PROVIDED ENTRIES |
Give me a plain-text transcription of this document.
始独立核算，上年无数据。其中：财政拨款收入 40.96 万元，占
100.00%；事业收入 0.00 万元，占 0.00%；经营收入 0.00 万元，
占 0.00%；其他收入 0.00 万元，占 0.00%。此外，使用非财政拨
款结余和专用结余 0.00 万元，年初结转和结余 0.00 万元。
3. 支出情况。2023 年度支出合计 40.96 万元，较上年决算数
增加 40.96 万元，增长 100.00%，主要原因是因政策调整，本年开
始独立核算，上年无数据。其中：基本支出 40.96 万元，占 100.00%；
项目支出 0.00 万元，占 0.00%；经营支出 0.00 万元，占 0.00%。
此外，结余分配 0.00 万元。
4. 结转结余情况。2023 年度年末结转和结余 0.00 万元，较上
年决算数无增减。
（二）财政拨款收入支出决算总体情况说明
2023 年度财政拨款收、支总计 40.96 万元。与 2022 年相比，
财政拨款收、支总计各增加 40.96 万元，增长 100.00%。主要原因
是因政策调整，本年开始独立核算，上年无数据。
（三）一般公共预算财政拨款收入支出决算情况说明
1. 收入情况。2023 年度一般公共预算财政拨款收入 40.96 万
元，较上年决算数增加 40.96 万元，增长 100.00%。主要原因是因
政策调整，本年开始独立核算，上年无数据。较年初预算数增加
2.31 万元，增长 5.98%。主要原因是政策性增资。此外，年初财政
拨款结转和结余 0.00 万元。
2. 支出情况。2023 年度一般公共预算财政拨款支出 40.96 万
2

WHAT THE TASK ASKS | Repeat every entry exactly as written above.

EXERCISE RESPONSE |
Give me a plain-text transcription of this document.
始独立核算，上年无数据。其中：财政拨款收入 40.96 万元，占
100.00%；事业收入 0.00 万元，占 0.00%；经营收入 0.00 万元，
占 0.00%；其他收入 0.00 万元，占 0.00%。此外，使用非财政拨
款结余和专用结余 0.00 万元，年初结转和结余 0.00 万元。
3. 支出情况。2023 年度支出合计 40.96 万元，较上年决算数
增加 40.96 万元，增长 100.00%，主要原因是因政策调整，本年开
始独立核算，上年无数据。其中：基本支出 40.96 万元，占 100.00%；
项目支出 0.00 万元，占 0.00%；经营支出 0.00 万元，占 0.00%。
此外，结余分配 0.00 万元。
4. 结转结余情况。2023 年度年末结转和结余 0.00 万元，较上
年决算数无增减。
（二）财政拨款收入支出决算总体情况说明
2023 年度财政拨款收、支总计 40.96 万元。与 2022 年相比，
财政拨款收、支总计各增加 40.96 万元，增长 100.00%。主要原因
是因政策调整，本年开始独立核算，上年无数据。
（三）一般公共预算财政拨款收入支出决算情况说明
1. 收入情况。2023 年度一般公共预算财政拨款收入 40.96 万
元，较上年决算数增加 40.96 万元，增长 100.00%。主要原因是因
政策调整，本年开始独立核算，上年无数据。较年初预算数增加
2.31 万元，增长 5.98%。主要原因是政策性增资。此外，年初财政
拨款结转和结余 0.00 万元。
2. 支出情况。2023 年度一般公共预算财政拨款支出 40.96 万
2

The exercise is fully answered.